▶ **AVAILABLE DATA**
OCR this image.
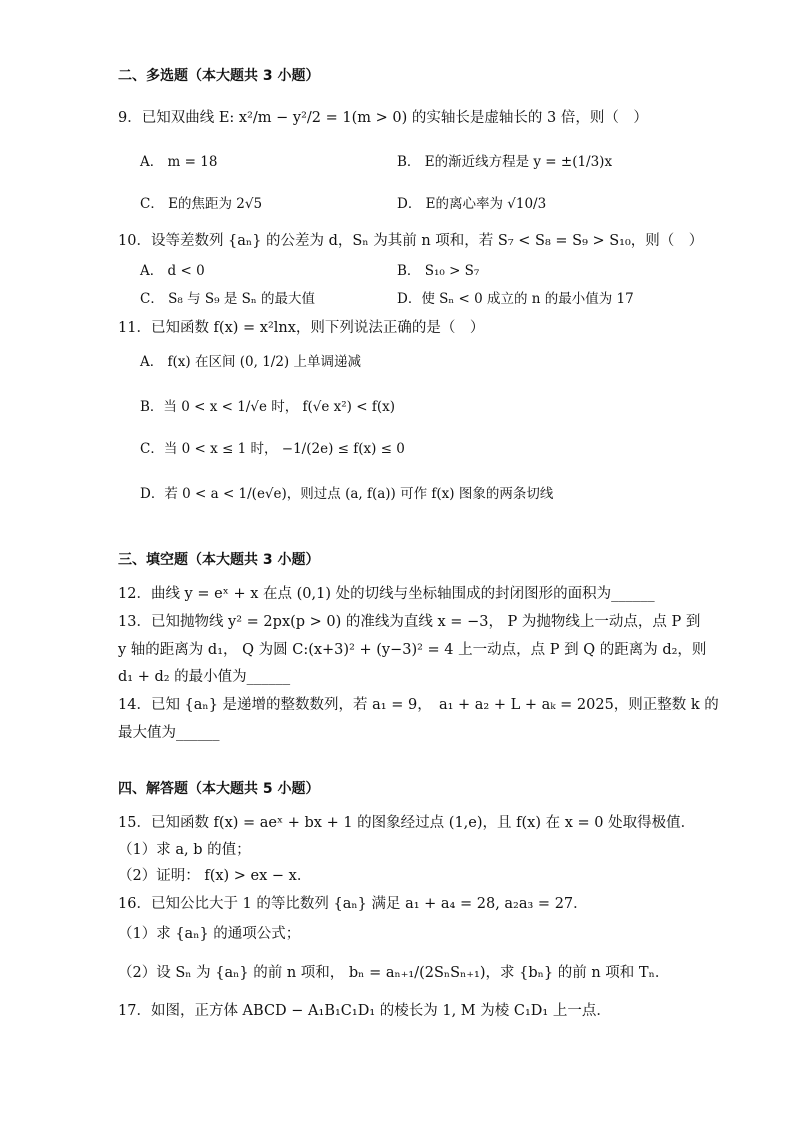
二、多选题（本大题共 3 小题）
9．已知双曲线 E: x²/m − y²/2 = 1(m > 0) 的实轴长是虚轴长的 3 倍，则（　）
A． m = 18	B． E的渐近线方程是 y = ±(1/3)x
C． E的焦距为 2√5	D． E的离心率为 √10/3
10．设等差数列 {aₙ} 的公差为 d，Sₙ 为其前 n 项和，若 S₇ < S₈ = S₉ > S₁₀，则（　）
A． d < 0	B． S₁₀ > S₇
C． S₈ 与 S₉ 是 Sₙ 的最大值	D．使 Sₙ < 0 成立的 n 的最小值为 17
11．已知函数 f(x) = x²lnx，则下列说法正确的是（　）
A． f(x) 在区间 (0, 1/2) 上单调递减
B．当 0 < x < 1/√e 时， f(√e x²) < f(x)
C．当 0 < x ≤ 1 时， −1/(2e) ≤ f(x) ≤ 0
D．若 0 < a < 1/(e√e)，则过点 (a, f(a)) 可作 f(x) 图象的两条切线
三、填空题（本大题共 3 小题）
12．曲线 y = eˣ + x 在点 (0,1) 处的切线与坐标轴围成的封闭图形的面积为______
13．已知抛物线 y² = 2px(p > 0) 的准线为直线 x = −3， P 为抛物线上一动点，点 P 到
y 轴的距离为 d₁， Q 为圆 C:(x+3)² + (y−3)² = 4 上一动点，点 P 到 Q 的距离为 d₂，则
d₁ + d₂ 的最小值为______
14．已知 {aₙ} 是递增的整数数列，若 a₁ = 9，　a₁ + a₂ + L + aₖ = 2025，则正整数 k 的
最大值为______
四、解答题（本大题共 5 小题）
15．已知函数 f(x) = aeˣ + bx + 1 的图象经过点 (1,e)，且 f(x) 在 x = 0 处取得极值．
（1）求 a, b 的值；
（2）证明： f(x) > ex − x．
16．已知公比大于 1 的等比数列 {aₙ} 满足 a₁ + a₄ = 28, a₂a₃ = 27．
（1）求 {aₙ} 的通项公式；
（2）设 Sₙ 为 {aₙ} 的前 n 项和， bₙ = aₙ₊₁/(2SₙSₙ₊₁)，求 {bₙ} 的前 n 项和 Tₙ．
17．如图，正方体 ABCD − A₁B₁C₁D₁ 的棱长为 1, M 为棱 C₁D₁ 上一点．
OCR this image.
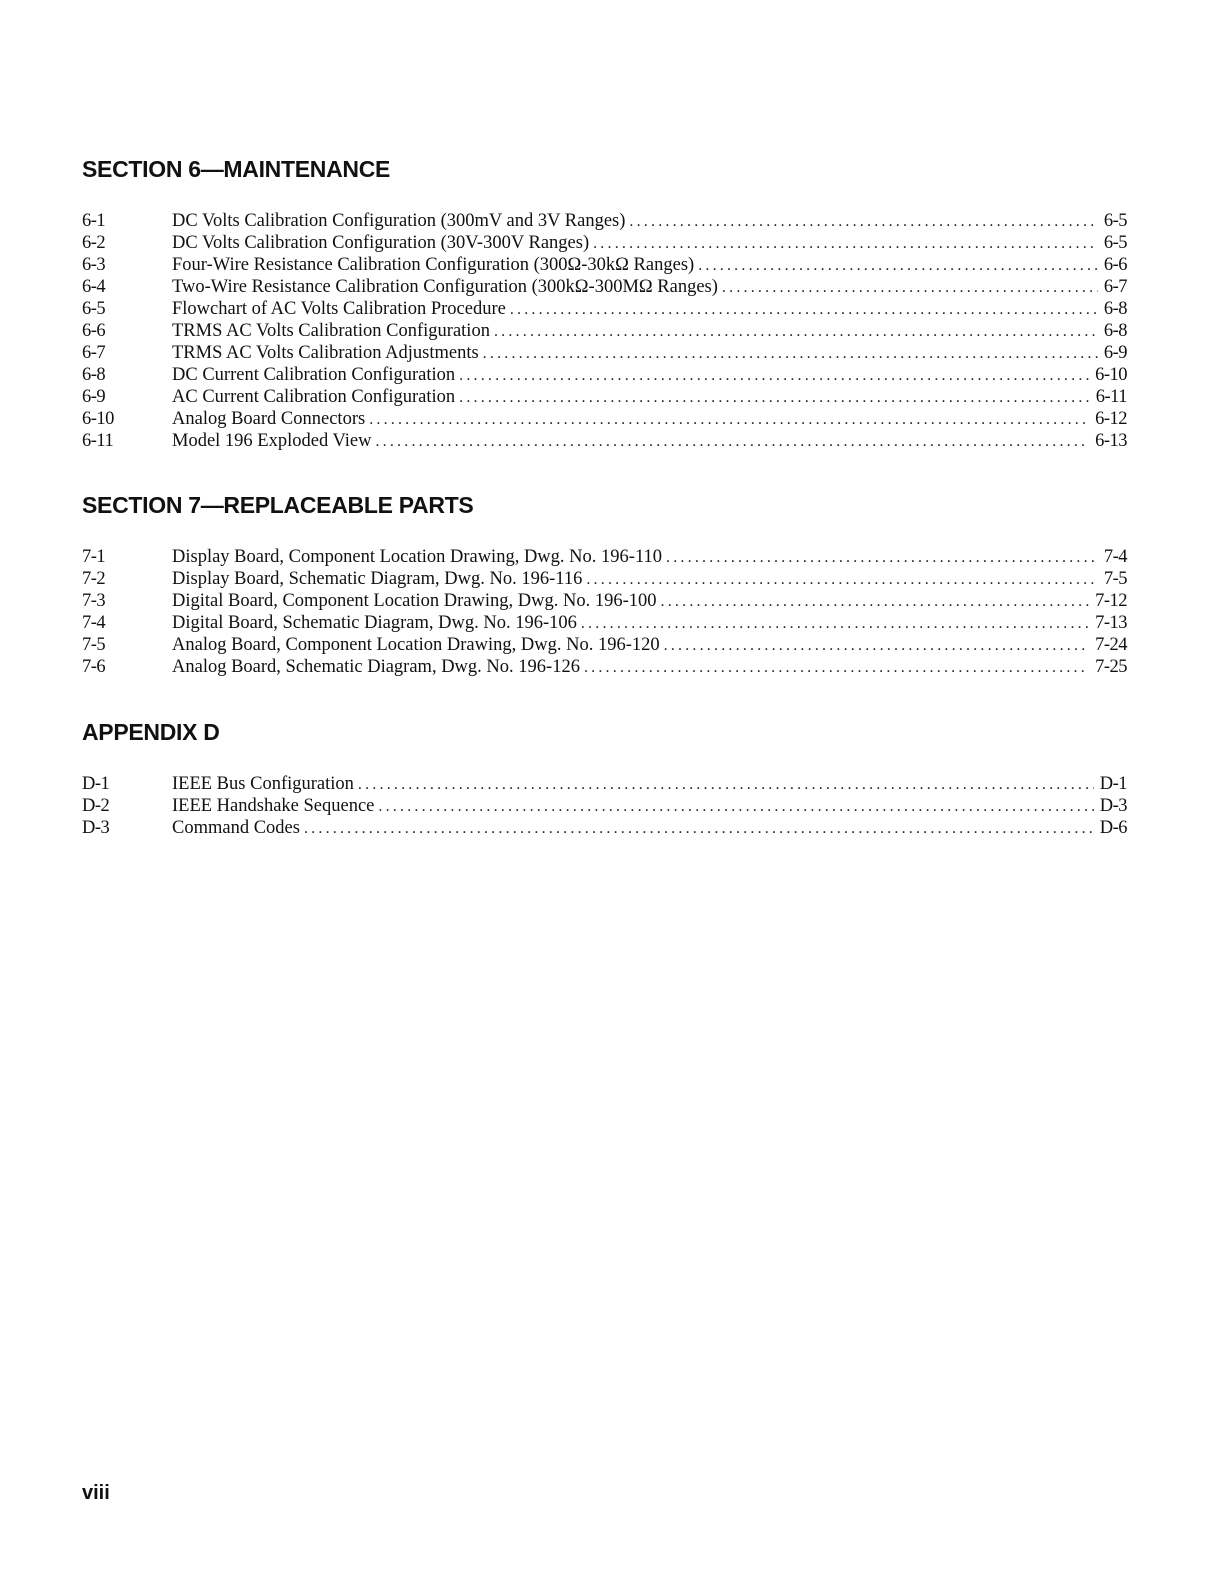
SECTION 6—MAINTENANCE
6-1	DC Volts Calibration Configuration (300mV and 3V Ranges) .....	6-5
6-2	DC Volts Calibration Configuration (30V-300V Ranges) .....	6-5
6-3	Four-Wire Resistance Calibration Configuration (300Ω-30kΩ Ranges) .....	6-6
6-4	Two-Wire Resistance Calibration Configuration (300kΩ-300MΩ Ranges) .....	6-7
6-5	Flowchart of AC Volts Calibration Procedure .....	6-8
6-6	TRMS AC Volts Calibration Configuration .....	6-8
6-7	TRMS AC Volts Calibration Adjustments .....	6-9
6-8	DC Current Calibration Configuration .....	6-10
6-9	AC Current Calibration Configuration .....	6-11
6-10	Analog Board Connectors .....	6-12
6-11	Model 196 Exploded View .....	6-13
SECTION 7—REPLACEABLE PARTS
7-1	Display Board, Component Location Drawing, Dwg. No. 196-110 .....	7-4
7-2	Display Board, Schematic Diagram, Dwg. No. 196-116 .....	7-5
7-3	Digital Board, Component Location Drawing, Dwg. No. 196-100 .....	7-12
7-4	Digital Board, Schematic Diagram, Dwg. No. 196-106 .....	7-13
7-5	Analog Board, Component Location Drawing, Dwg. No. 196-120 .....	7-24
7-6	Analog Board, Schematic Diagram, Dwg. No. 196-126 .....	7-25
APPENDIX D
D-1	IEEE Bus Configuration .....	D-1
D-2	IEEE Handshake Sequence .....	D-3
D-3	Command Codes .....	D-6
viii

▶ **REQUIREMENTS**
Restate each line of the records exactly; pictures do not belong in the copy.

▶ **OUTPUT FOR THIS EXERCISE**
OCR this image.
二、多选题（本大题共 3 小题）
9．已知双曲线 E: x²/m − y²/2 = 1(m > 0) 的实轴长是虚轴长的 3 倍，则（　）
A． m = 18	B． E的渐近线方程是 y = ±(1/3)x
C． E的焦距为 2√5	D． E的离心率为 √10/3
10．设等差数列 {aₙ} 的公差为 d，Sₙ 为其前 n 项和，若 S₇ < S₈ = S₉ > S₁₀，则（　）
A． d < 0	B． S₁₀ > S₇
C． S₈ 与 S₉ 是 Sₙ 的最大值	D．使 Sₙ < 0 成立的 n 的最小值为 17
11．已知函数 f(x) = x²lnx，则下列说法正确的是（　）
A． f(x) 在区间 (0, 1/2) 上单调递减
B．当 0 < x < 1/√e 时， f(√e x²) < f(x)
C．当 0 < x ≤ 1 时， −1/(2e) ≤ f(x) ≤ 0
D．若 0 < a < 1/(e√e)，则过点 (a, f(a)) 可作 f(x) 图象的两条切线
三、填空题（本大题共 3 小题）
12．曲线 y = eˣ + x 在点 (0,1) 处的切线与坐标轴围成的封闭图形的面积为______
13．已知抛物线 y² = 2px(p > 0) 的准线为直线 x = −3， P 为抛物线上一动点，点 P 到
y 轴的距离为 d₁， Q 为圆 C:(x+3)² + (y−3)² = 4 上一动点，点 P 到 Q 的距离为 d₂，则
d₁ + d₂ 的最小值为______
14．已知 {aₙ} 是递增的整数数列，若 a₁ = 9，　a₁ + a₂ + L + aₖ = 2025，则正整数 k 的
最大值为______
四、解答题（本大题共 5 小题）
15．已知函数 f(x) = aeˣ + bx + 1 的图象经过点 (1,e)，且 f(x) 在 x = 0 处取得极值．
（1）求 a, b 的值；
（2）证明： f(x) > ex − x．
16．已知公比大于 1 的等比数列 {aₙ} 满足 a₁ + a₄ = 28, a₂a₃ = 27．
（1）求 {aₙ} 的通项公式；
（2）设 Sₙ 为 {aₙ} 的前 n 项和， bₙ = aₙ₊₁/(2SₙSₙ₊₁)，求 {bₙ} 的前 n 项和 Tₙ．
17．如图，正方体 ABCD − A₁B₁C₁D₁ 的棱长为 1, M 为棱 C₁D₁ 上一点．
OCR this image.
SECTION 6—MAINTENANCE
6-1	DC Volts Calibration Configuration (300mV and 3V Ranges) .....	6-5
6-2	DC Volts Calibration Configuration (30V-300V Ranges) .....	6-5
6-3	Four-Wire Resistance Calibration Configuration (300Ω-30kΩ Ranges) .....	6-6
6-4	Two-Wire Resistance Calibration Configuration (300kΩ-300MΩ Ranges) .....	6-7
6-5	Flowchart of AC Volts Calibration Procedure .....	6-8
6-6	TRMS AC Volts Calibration Configuration .....	6-8
6-7	TRMS AC Volts Calibration Adjustments .....	6-9
6-8	DC Current Calibration Configuration .....	6-10
6-9	AC Current Calibration Configuration .....	6-11
6-10	Analog Board Connectors .....	6-12
6-11	Model 196 Exploded View .....	6-13
SECTION 7—REPLACEABLE PARTS
7-1	Display Board, Component Location Drawing, Dwg. No. 196-110 .....	7-4
7-2	Display Board, Schematic Diagram, Dwg. No. 196-116 .....	7-5
7-3	Digital Board, Component Location Drawing, Dwg. No. 196-100 .....	7-12
7-4	Digital Board, Schematic Diagram, Dwg. No. 196-106 .....	7-13
7-5	Analog Board, Component Location Drawing, Dwg. No. 196-120 .....	7-24
7-6	Analog Board, Schematic Diagram, Dwg. No. 196-126 .....	7-25
APPENDIX D
D-1	IEEE Bus Configuration .....	D-1
D-2	IEEE Handshake Sequence .....	D-3
D-3	Command Codes .....	D-6
viii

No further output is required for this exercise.